Stated problem.
Find the lines holding the string "COUNCIL" in the data, then copy all of them.

--- start of Input material ---

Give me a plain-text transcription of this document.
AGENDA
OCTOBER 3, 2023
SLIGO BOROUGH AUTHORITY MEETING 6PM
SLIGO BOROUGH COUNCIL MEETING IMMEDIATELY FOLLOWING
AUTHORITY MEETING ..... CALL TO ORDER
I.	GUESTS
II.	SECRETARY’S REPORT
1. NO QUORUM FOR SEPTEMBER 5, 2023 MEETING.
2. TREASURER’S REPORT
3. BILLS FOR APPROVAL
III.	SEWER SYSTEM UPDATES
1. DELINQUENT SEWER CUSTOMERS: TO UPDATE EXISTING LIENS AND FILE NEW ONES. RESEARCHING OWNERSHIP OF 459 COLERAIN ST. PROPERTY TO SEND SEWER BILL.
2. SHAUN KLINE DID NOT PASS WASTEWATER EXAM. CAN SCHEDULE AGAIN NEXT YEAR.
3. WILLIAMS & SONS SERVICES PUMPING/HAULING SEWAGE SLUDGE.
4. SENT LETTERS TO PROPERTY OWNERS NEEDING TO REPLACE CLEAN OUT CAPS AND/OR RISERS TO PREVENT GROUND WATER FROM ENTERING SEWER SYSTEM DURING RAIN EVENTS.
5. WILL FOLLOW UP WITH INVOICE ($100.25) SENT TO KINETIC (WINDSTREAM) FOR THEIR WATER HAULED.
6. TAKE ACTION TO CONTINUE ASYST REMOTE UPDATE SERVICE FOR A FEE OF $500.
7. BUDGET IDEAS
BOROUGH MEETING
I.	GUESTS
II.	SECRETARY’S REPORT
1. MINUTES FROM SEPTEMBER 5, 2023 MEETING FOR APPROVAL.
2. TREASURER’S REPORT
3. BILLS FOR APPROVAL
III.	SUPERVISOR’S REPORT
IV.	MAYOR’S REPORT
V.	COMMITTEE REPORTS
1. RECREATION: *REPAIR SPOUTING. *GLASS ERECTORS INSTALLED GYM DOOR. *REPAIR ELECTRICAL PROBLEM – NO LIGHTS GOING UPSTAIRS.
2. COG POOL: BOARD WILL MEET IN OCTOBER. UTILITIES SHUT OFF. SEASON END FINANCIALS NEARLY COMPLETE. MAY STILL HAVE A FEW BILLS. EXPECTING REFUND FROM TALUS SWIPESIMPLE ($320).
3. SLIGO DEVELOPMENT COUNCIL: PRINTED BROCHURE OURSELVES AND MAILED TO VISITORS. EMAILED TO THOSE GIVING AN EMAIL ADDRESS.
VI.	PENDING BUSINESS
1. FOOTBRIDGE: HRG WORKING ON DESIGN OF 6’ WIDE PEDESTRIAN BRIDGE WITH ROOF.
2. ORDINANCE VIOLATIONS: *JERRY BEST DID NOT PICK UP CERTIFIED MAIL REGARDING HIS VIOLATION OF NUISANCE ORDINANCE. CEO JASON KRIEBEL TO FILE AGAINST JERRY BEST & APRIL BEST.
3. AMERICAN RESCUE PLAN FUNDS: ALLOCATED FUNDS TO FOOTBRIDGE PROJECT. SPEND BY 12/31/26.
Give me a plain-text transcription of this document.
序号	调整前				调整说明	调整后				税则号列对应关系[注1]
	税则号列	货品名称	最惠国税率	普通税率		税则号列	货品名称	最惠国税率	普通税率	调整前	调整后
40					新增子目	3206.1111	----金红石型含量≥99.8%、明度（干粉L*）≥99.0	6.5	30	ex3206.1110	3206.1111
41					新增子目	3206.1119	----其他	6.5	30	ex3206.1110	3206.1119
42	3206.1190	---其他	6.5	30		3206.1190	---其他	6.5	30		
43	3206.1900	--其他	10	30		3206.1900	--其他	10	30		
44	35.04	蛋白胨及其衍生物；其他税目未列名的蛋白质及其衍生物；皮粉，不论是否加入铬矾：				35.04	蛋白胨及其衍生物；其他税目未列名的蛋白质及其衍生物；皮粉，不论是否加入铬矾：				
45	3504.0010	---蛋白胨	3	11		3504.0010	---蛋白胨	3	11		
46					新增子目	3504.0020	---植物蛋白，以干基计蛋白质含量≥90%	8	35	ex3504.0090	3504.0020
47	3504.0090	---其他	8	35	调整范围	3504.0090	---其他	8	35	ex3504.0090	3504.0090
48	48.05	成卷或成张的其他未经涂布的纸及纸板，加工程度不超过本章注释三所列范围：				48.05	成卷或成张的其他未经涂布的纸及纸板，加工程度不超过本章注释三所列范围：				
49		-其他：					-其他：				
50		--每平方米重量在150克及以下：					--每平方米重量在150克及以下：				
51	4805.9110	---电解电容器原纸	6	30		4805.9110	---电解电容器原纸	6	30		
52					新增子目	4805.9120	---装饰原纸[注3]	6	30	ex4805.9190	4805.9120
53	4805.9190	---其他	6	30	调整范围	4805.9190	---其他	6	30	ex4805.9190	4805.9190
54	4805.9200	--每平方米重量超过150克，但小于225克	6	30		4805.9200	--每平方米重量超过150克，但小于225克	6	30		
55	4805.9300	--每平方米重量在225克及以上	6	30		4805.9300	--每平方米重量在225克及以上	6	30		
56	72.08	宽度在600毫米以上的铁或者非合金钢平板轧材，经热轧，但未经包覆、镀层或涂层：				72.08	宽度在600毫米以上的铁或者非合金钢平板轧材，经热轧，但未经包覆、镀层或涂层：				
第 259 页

--- end of Input material ---

Answer for this exercise.
SLIGO BOROUGH COUNCIL MEETING IMMEDIATELY FOLLOWING
3. SLIGO DEVELOPMENT COUNCIL: PRINTED BROCHURE OURSELVES AND MAILED TO VISITORS. EMAILED TO THOSE GIVING AN EMAIL ADDRESS.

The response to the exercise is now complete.